Work to do
Your task is to quote the material that follows, in full and exactly.

[Collected data entries]
--

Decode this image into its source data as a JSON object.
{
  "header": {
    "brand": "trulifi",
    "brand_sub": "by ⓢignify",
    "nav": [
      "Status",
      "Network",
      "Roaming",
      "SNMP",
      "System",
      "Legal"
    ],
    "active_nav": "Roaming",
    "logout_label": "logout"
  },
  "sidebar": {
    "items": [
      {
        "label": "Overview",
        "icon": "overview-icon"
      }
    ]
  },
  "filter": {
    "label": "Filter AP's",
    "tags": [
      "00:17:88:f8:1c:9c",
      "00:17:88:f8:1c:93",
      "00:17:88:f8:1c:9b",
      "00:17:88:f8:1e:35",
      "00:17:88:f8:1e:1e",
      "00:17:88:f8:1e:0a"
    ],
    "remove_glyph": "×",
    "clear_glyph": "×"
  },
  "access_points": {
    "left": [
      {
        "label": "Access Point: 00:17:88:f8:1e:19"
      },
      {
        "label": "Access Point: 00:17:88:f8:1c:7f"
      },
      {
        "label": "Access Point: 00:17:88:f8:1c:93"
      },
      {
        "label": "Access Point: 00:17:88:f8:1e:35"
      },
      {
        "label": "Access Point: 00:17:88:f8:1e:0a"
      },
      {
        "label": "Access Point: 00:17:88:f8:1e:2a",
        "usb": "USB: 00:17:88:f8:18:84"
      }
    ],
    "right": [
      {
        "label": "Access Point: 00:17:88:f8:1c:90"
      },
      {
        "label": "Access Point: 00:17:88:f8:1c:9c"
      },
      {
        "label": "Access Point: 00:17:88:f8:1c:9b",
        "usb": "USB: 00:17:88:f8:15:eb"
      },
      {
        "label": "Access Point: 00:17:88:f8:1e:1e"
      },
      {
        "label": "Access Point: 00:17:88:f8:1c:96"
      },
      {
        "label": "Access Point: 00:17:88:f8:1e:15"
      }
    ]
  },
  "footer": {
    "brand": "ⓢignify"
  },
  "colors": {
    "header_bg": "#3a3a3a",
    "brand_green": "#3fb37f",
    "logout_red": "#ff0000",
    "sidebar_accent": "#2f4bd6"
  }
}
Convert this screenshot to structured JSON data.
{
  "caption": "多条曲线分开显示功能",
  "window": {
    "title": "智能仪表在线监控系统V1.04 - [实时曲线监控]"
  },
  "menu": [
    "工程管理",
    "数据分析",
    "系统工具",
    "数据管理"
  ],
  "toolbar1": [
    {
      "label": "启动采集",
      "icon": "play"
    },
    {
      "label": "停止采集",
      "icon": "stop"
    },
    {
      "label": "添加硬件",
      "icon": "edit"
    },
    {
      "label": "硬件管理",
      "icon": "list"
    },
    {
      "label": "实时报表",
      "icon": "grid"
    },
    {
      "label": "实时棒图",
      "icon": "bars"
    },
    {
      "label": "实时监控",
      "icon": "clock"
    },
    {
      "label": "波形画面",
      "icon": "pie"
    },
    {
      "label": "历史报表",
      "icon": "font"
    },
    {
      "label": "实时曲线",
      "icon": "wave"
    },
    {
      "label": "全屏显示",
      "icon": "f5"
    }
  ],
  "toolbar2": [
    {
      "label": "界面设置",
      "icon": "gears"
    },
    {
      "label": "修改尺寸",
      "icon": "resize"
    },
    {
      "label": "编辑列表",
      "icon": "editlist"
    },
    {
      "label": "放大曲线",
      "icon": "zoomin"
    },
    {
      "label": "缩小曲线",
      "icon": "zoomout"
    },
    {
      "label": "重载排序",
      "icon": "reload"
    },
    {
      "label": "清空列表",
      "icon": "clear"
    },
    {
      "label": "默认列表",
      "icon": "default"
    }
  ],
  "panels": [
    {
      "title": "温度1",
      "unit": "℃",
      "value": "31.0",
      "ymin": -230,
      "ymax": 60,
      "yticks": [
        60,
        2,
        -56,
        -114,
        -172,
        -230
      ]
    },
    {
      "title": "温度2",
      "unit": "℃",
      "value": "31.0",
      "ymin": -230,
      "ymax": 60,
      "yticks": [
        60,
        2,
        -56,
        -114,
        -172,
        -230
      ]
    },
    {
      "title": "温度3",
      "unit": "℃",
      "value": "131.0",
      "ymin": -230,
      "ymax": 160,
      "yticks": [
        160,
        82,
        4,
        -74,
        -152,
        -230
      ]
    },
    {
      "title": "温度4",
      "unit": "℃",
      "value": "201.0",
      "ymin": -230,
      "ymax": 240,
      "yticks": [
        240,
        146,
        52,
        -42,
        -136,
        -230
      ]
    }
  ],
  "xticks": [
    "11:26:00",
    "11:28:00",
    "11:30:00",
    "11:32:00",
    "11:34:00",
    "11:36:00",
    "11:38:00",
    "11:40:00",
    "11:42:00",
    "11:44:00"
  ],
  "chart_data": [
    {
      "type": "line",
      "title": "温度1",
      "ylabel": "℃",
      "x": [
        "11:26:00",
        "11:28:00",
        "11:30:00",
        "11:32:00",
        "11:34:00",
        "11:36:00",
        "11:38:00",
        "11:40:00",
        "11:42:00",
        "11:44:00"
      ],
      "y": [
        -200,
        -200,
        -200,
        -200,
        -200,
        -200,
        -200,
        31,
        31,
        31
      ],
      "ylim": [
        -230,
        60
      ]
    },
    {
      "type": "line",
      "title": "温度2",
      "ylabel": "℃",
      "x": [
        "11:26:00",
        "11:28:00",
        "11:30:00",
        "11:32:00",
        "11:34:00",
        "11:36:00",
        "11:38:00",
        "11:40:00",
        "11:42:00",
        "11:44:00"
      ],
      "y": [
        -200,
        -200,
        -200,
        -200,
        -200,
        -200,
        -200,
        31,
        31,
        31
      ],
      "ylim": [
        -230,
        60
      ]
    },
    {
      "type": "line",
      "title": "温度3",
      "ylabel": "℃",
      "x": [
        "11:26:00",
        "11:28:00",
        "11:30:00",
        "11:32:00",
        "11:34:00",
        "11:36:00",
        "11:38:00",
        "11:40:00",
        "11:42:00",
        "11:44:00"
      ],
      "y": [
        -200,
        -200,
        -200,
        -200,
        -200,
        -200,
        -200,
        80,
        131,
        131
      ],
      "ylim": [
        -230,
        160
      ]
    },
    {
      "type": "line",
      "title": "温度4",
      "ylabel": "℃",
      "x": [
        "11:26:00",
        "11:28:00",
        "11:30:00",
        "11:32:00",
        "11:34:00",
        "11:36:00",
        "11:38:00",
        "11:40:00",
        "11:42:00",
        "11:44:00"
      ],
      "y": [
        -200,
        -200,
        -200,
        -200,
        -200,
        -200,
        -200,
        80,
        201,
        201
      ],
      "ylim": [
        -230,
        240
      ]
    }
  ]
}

--

Response to this exercise
Decode this image into its source data as a JSON object.
{
  "header": {
    "brand": "trulifi",
    "brand_sub": "by ⓢignify",
    "nav": [
      "Status",
      "Network",
      "Roaming",
      "SNMP",
      "System",
      "Legal"
    ],
    "active_nav": "Roaming",
    "logout_label": "logout"
  },
  "sidebar": {
    "items": [
      {
        "label": "Overview",
        "icon": "overview-icon"
      }
    ]
  },
  "filter": {
    "label": "Filter AP's",
    "tags": [
      "00:17:88:f8:1c:9c",
      "00:17:88:f8:1c:93",
      "00:17:88:f8:1c:9b",
      "00:17:88:f8:1e:35",
      "00:17:88:f8:1e:1e",
      "00:17:88:f8:1e:0a"
    ],
    "remove_glyph": "×",
    "clear_glyph": "×"
  },
  "access_points": {
    "left": [
      {
        "label": "Access Point: 00:17:88:f8:1e:19"
      },
      {
        "label": "Access Point: 00:17:88:f8:1c:7f"
      },
      {
        "label": "Access Point: 00:17:88:f8:1c:93"
      },
      {
        "label": "Access Point: 00:17:88:f8:1e:35"
      },
      {
        "label": "Access Point: 00:17:88:f8:1e:0a"
      },
      {
        "label": "Access Point: 00:17:88:f8:1e:2a",
        "usb": "USB: 00:17:88:f8:18:84"
      }
    ],
    "right": [
      {
        "label": "Access Point: 00:17:88:f8:1c:90"
      },
      {
        "label": "Access Point: 00:17:88:f8:1c:9c"
      },
      {
        "label": "Access Point: 00:17:88:f8:1c:9b",
        "usb": "USB: 00:17:88:f8:15:eb"
      },
      {
        "label": "Access Point: 00:17:88:f8:1e:1e"
      },
      {
        "label": "Access Point: 00:17:88:f8:1c:96"
      },
      {
        "label": "Access Point: 00:17:88:f8:1e:15"
      }
    ]
  },
  "footer": {
    "brand": "ⓢignify"
  },
  "colors": {
    "header_bg": "#3a3a3a",
    "brand_green": "#3fb37f",
    "logout_red": "#ff0000",
    "sidebar_accent": "#2f4bd6"
  }
}
Convert this screenshot to structured JSON data.
{
  "caption": "多条曲线分开显示功能",
  "window": {
    "title": "智能仪表在线监控系统V1.04 - [实时曲线监控]"
  },
  "menu": [
    "工程管理",
    "数据分析",
    "系统工具",
    "数据管理"
  ],
  "toolbar1": [
    {
      "label": "启动采集",
      "icon": "play"
    },
    {
      "label": "停止采集",
      "icon": "stop"
    },
    {
      "label": "添加硬件",
      "icon": "edit"
    },
    {
      "label": "硬件管理",
      "icon": "list"
    },
    {
      "label": "实时报表",
      "icon": "grid"
    },
    {
      "label": "实时棒图",
      "icon": "bars"
    },
    {
      "label": "实时监控",
      "icon": "clock"
    },
    {
      "label": "波形画面",
      "icon": "pie"
    },
    {
      "label": "历史报表",
      "icon": "font"
    },
    {
      "label": "实时曲线",
      "icon": "wave"
    },
    {
      "label": "全屏显示",
      "icon": "f5"
    }
  ],
  "toolbar2": [
    {
      "label": "界面设置",
      "icon": "gears"
    },
    {
      "label": "修改尺寸",
      "icon": "resize"
    },
    {
      "label": "编辑列表",
      "icon": "editlist"
    },
    {
      "label": "放大曲线",
      "icon": "zoomin"
    },
    {
      "label": "缩小曲线",
      "icon": "zoomout"
    },
    {
      "label": "重载排序",
      "icon": "reload"
    },
    {
      "label": "清空列表",
      "icon": "clear"
    },
    {
      "label": "默认列表",
      "icon": "default"
    }
  ],
  "panels": [
    {
      "title": "温度1",
      "unit": "℃",
      "value": "31.0",
      "ymin": -230,
      "ymax": 60,
      "yticks": [
        60,
        2,
        -56,
        -114,
        -172,
        -230
      ]
    },
    {
      "title": "温度2",
      "unit": "℃",
      "value": "31.0",
      "ymin": -230,
      "ymax": 60,
      "yticks": [
        60,
        2,
        -56,
        -114,
        -172,
        -230
      ]
    },
    {
      "title": "温度3",
      "unit": "℃",
      "value": "131.0",
      "ymin": -230,
      "ymax": 160,
      "yticks": [
        160,
        82,
        4,
        -74,
        -152,
        -230
      ]
    },
    {
      "title": "温度4",
      "unit": "℃",
      "value": "201.0",
      "ymin": -230,
      "ymax": 240,
      "yticks": [
        240,
        146,
        52,
        -42,
        -136,
        -230
      ]
    }
  ],
  "xticks": [
    "11:26:00",
    "11:28:00",
    "11:30:00",
    "11:32:00",
    "11:34:00",
    "11:36:00",
    "11:38:00",
    "11:40:00",
    "11:42:00",
    "11:44:00"
  ],
  "chart_data": [
    {
      "type": "line",
      "title": "温度1",
      "ylabel": "℃",
      "x": [
        "11:26:00",
        "11:28:00",
        "11:30:00",
        "11:32:00",
        "11:34:00",
        "11:36:00",
        "11:38:00",
        "11:40:00",
        "11:42:00",
        "11:44:00"
      ],
      "y": [
        -200,
        -200,
        -200,
        -200,
        -200,
        -200,
        -200,
        31,
        31,
        31
      ],
      "ylim": [
        -230,
        60
      ]
    },
    {
      "type": "line",
      "title": "温度2",
      "ylabel": "℃",
      "x": [
        "11:26:00",
        "11:28:00",
        "11:30:00",
        "11:32:00",
        "11:34:00",
        "11:36:00",
        "11:38:00",
        "11:40:00",
        "11:42:00",
        "11:44:00"
      ],
      "y": [
        -200,
        -200,
        -200,
        -200,
        -200,
        -200,
        -200,
        31,
        31,
        31
      ],
      "ylim": [
        -230,
        60
      ]
    },
    {
      "type": "line",
      "title": "温度3",
      "ylabel": "℃",
      "x": [
        "11:26:00",
        "11:28:00",
        "11:30:00",
        "11:32:00",
        "11:34:00",
        "11:36:00",
        "11:38:00",
        "11:40:00",
        "11:42:00",
        "11:44:00"
      ],
      "y": [
        -200,
        -200,
        -200,
        -200,
        -200,
        -200,
        -200,
        80,
        131,
        131
      ],
      "ylim": [
        -230,
        160
      ]
    },
    {
      "type": "line",
      "title": "温度4",
      "ylabel": "℃",
      "x": [
        "11:26:00",
        "11:28:00",
        "11:30:00",
        "11:32:00",
        "11:34:00",
        "11:36:00",
        "11:38:00",
        "11:40:00",
        "11:42:00",
        "11:44:00"
      ],
      "y": [
        -200,
        -200,
        -200,
        -200,
        -200,
        -200,
        -200,
        80,
        201,
        201
      ],
      "ylim": [
        -230,
        240
      ]
    }
  ]
}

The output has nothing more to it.